**DATASET RECORDS:**
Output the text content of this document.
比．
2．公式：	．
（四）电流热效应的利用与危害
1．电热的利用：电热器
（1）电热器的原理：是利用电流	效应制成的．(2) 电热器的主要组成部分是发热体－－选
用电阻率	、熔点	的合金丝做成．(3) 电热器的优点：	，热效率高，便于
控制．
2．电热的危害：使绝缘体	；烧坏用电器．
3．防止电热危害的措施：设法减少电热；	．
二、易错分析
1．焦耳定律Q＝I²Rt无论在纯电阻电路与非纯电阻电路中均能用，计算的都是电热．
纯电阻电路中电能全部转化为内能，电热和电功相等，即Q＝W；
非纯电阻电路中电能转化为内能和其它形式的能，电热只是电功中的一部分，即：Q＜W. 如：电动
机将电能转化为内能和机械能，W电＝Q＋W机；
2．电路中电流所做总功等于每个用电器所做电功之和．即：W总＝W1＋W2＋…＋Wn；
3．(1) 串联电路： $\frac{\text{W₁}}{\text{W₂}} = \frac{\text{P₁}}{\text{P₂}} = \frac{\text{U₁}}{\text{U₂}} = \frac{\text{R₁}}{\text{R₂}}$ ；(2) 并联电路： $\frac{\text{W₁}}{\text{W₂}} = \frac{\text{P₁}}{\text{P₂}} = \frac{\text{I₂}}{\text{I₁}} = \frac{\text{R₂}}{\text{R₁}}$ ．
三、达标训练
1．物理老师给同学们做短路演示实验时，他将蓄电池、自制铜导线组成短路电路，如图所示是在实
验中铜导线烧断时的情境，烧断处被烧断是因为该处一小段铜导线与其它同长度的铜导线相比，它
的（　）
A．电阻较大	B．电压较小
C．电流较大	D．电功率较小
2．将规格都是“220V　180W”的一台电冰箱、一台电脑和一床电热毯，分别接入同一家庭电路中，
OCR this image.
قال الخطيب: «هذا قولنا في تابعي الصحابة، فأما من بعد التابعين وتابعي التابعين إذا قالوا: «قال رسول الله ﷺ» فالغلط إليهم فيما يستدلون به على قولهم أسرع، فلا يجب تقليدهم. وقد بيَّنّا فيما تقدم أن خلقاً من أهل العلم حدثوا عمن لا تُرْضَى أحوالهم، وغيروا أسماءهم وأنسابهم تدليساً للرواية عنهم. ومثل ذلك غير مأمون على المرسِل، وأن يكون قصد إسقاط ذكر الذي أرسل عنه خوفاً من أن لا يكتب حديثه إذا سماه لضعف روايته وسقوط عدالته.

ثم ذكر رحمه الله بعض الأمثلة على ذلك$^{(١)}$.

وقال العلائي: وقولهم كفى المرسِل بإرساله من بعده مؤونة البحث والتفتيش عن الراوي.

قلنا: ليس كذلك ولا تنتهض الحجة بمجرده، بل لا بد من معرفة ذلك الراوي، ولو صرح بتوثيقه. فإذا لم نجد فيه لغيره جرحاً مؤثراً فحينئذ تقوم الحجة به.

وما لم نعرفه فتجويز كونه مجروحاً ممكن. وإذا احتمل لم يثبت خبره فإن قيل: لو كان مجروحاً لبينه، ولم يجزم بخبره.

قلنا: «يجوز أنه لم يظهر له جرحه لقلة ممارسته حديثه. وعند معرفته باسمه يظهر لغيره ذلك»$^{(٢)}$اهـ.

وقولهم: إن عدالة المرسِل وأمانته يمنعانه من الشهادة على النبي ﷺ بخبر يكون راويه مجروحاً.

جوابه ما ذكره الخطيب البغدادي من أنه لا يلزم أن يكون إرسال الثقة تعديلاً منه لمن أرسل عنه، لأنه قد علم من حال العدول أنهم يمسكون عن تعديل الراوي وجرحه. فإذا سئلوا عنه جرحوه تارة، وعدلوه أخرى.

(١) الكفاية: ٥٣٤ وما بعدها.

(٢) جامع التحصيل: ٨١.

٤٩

--

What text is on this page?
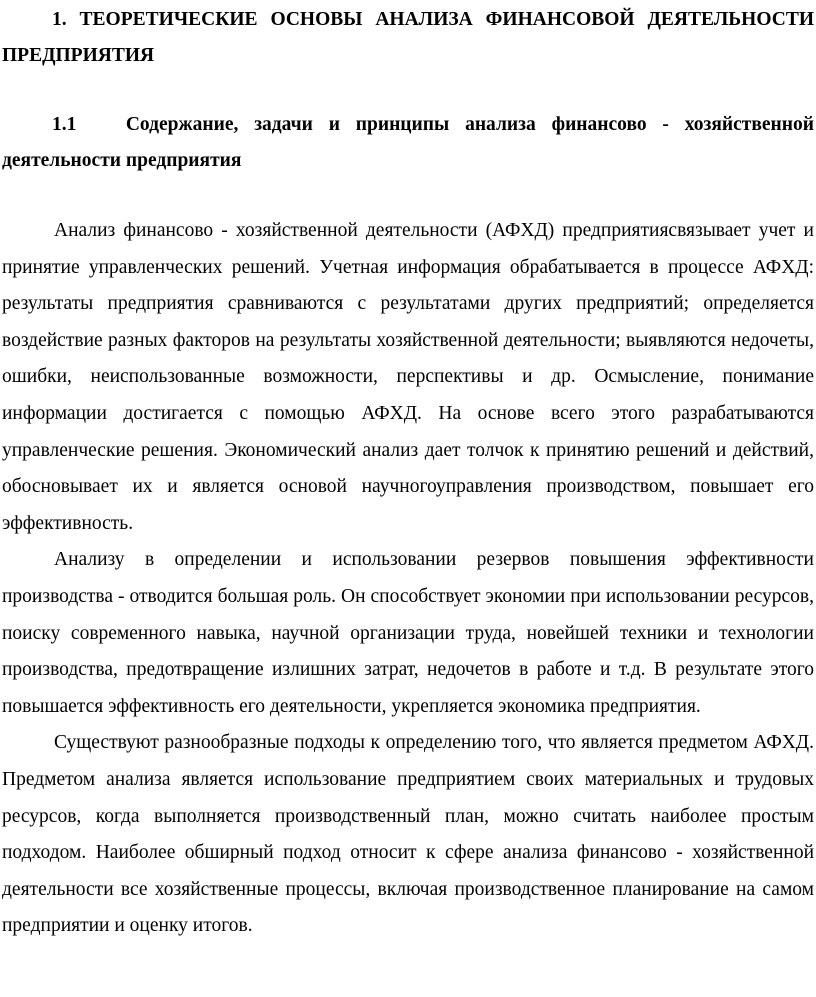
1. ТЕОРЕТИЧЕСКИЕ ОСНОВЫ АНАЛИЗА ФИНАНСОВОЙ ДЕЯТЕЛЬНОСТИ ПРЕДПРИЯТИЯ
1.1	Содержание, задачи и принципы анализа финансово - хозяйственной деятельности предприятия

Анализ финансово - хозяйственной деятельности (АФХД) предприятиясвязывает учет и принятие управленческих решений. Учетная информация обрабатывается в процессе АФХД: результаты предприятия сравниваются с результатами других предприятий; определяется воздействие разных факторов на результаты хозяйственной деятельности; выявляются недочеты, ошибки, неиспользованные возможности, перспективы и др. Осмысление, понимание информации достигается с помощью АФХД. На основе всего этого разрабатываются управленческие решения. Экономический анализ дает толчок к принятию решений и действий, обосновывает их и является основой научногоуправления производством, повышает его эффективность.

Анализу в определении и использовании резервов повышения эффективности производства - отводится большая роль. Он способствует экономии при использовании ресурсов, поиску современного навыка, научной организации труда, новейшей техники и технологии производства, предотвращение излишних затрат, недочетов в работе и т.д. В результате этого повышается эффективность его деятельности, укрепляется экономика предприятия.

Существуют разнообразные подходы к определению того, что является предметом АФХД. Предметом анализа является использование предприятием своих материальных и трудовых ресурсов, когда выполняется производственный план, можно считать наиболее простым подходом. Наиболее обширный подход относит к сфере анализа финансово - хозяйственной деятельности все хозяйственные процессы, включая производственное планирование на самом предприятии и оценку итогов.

--

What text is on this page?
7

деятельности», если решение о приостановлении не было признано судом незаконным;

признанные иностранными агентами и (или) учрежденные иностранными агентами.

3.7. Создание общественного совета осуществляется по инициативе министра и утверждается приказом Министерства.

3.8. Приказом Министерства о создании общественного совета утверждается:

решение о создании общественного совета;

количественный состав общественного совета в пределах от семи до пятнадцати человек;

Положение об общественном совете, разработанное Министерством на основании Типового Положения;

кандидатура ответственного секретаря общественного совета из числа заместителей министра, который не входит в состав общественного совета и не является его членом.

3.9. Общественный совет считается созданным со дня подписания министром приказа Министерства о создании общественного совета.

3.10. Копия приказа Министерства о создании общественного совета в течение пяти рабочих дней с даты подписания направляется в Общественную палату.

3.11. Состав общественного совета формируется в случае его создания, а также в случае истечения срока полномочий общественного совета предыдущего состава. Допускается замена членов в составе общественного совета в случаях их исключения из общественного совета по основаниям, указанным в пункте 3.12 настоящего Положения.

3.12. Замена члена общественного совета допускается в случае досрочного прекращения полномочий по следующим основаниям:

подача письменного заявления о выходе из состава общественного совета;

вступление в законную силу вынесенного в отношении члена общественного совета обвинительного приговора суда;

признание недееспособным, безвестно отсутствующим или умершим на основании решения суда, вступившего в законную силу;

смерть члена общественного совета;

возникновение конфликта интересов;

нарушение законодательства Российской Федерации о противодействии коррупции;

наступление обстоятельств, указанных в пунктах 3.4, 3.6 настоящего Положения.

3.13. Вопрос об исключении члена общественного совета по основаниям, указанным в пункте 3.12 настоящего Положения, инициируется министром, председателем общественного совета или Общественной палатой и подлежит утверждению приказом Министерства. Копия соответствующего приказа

**WHAT YOU NEED TO DO:**
Filter the listing above for the string "مجروحا" and copy every matching line.

**WORKED SOLUTION:**
وما لم نعرفه فتجويز كونه مجروحاً ممكن. وإذا احتمل لم يثبت خبره فإن قيل: لو كان مجروحاً لبينه، ولم يجزم بخبره.
وقولهم: إن عدالة المرسِل وأمانته يمنعانه من الشهادة على النبي ﷺ بخبر يكون راويه مجروحاً.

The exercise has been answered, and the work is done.